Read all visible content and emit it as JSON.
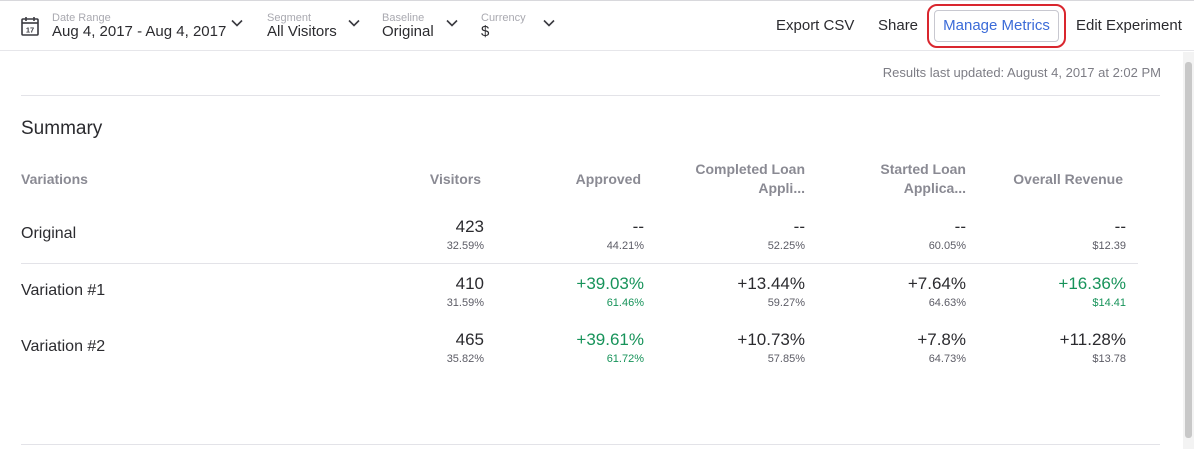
{
  "toolbar": {
    "date_range": {
      "label": "Date Range",
      "value": "Aug 4, 2017 - Aug 4, 2017",
      "icon": "calendar-icon",
      "day": "17"
    },
    "segment": {
      "label": "Segment",
      "value": "All Visitors"
    },
    "baseline": {
      "label": "Baseline",
      "value": "Original"
    },
    "currency": {
      "label": "Currency",
      "value": "$"
    },
    "export_label": "Export CSV",
    "share_label": "Share",
    "manage_label": "Manage Metrics",
    "edit_label": "Edit Experiment"
  },
  "results_updated": "Results last updated: August 4, 2017 at 2:02 PM",
  "summary": {
    "title": "Summary",
    "columns": {
      "variations": "Variations",
      "visitors": "Visitors",
      "approved": "Approved",
      "completed_line1": "Completed Loan",
      "completed_line2": "Appli...",
      "started_line1": "Started Loan",
      "started_line2": "Applica...",
      "revenue": "Overall Revenue"
    },
    "rows": [
      {
        "name": "Original",
        "visitors": {
          "main": "423",
          "sub": "32.59%"
        },
        "approved": {
          "main": "--",
          "sub": "44.21%"
        },
        "completed": {
          "main": "--",
          "sub": "52.25%"
        },
        "started": {
          "main": "--",
          "sub": "60.05%"
        },
        "revenue": {
          "main": "--",
          "sub": "$12.39"
        }
      },
      {
        "name": "Variation #1",
        "visitors": {
          "main": "410",
          "sub": "31.59%"
        },
        "approved": {
          "main": "+39.03%",
          "sub": "61.46%"
        },
        "completed": {
          "main": "+13.44%",
          "sub": "59.27%"
        },
        "started": {
          "main": "+7.64%",
          "sub": "64.63%"
        },
        "revenue": {
          "main": "+16.36%",
          "sub": "$14.41"
        }
      },
      {
        "name": "Variation #2",
        "visitors": {
          "main": "465",
          "sub": "35.82%"
        },
        "approved": {
          "main": "+39.61%",
          "sub": "61.72%"
        },
        "completed": {
          "main": "+10.73%",
          "sub": "57.85%"
        },
        "started": {
          "main": "+7.8%",
          "sub": "64.73%"
        },
        "revenue": {
          "main": "+11.28%",
          "sub": "$13.78"
        }
      }
    ]
  },
  "colors": {
    "accent": "#3b6bd8",
    "positive": "#17935a",
    "highlight": "#d9262e"
  }
}
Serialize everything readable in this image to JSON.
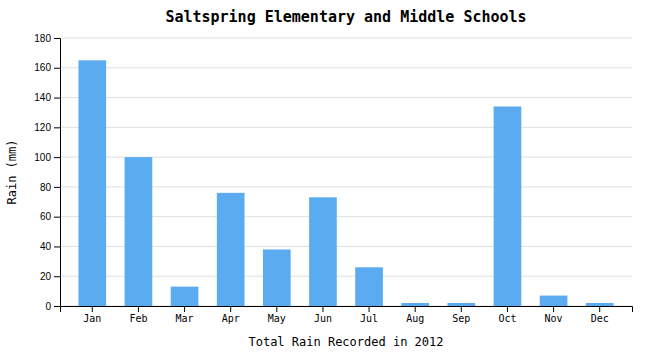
════════
The pictures should not be reproduced; quote all of the other material exactly.

--- Answer in full ---
Read all visible content and emit it as JSON.
{
  "toolbar": {
    "date_range": {
      "label": "Date Range",
      "value": "Aug 4, 2017 - Aug 4, 2017",
      "icon": "calendar-icon",
      "day": "17"
    },
    "segment": {
      "label": "Segment",
      "value": "All Visitors"
    },
    "baseline": {
      "label": "Baseline",
      "value": "Original"
    },
    "currency": {
      "label": "Currency",
      "value": "$"
    },
    "export_label": "Export CSV",
    "share_label": "Share",
    "manage_label": "Manage Metrics",
    "edit_label": "Edit Experiment"
  },
  "results_updated": "Results last updated: August 4, 2017 at 2:02 PM",
  "summary": {
    "title": "Summary",
    "columns": {
      "variations": "Variations",
      "visitors": "Visitors",
      "approved": "Approved",
      "completed_line1": "Completed Loan",
      "completed_line2": "Appli...",
      "started_line1": "Started Loan",
      "started_line2": "Applica...",
      "revenue": "Overall Revenue"
    },
    "rows": [
      {
        "name": "Original",
        "visitors": {
          "main": "423",
          "sub": "32.59%"
        },
        "approved": {
          "main": "--",
          "sub": "44.21%"
        },
        "completed": {
          "main": "--",
          "sub": "52.25%"
        },
        "started": {
          "main": "--",
          "sub": "60.05%"
        },
        "revenue": {
          "main": "--",
          "sub": "$12.39"
        }
      },
      {
        "name": "Variation #1",
        "visitors": {
          "main": "410",
          "sub": "31.59%"
        },
        "approved": {
          "main": "+39.03%",
          "sub": "61.46%"
        },
        "completed": {
          "main": "+13.44%",
          "sub": "59.27%"
        },
        "started": {
          "main": "+7.64%",
          "sub": "64.63%"
        },
        "revenue": {
          "main": "+16.36%",
          "sub": "$14.41"
        }
      },
      {
        "name": "Variation #2",
        "visitors": {
          "main": "465",
          "sub": "35.82%"
        },
        "approved": {
          "main": "+39.61%",
          "sub": "61.72%"
        },
        "completed": {
          "main": "+10.73%",
          "sub": "57.85%"
        },
        "started": {
          "main": "+7.8%",
          "sub": "64.73%"
        },
        "revenue": {
          "main": "+11.28%",
          "sub": "$13.78"
        }
      }
    ]
  },
  "colors": {
    "accent": "#3b6bd8",
    "positive": "#17935a",
    "highlight": "#d9262e"
  }
}
Serialize everything readable in this image to JSON.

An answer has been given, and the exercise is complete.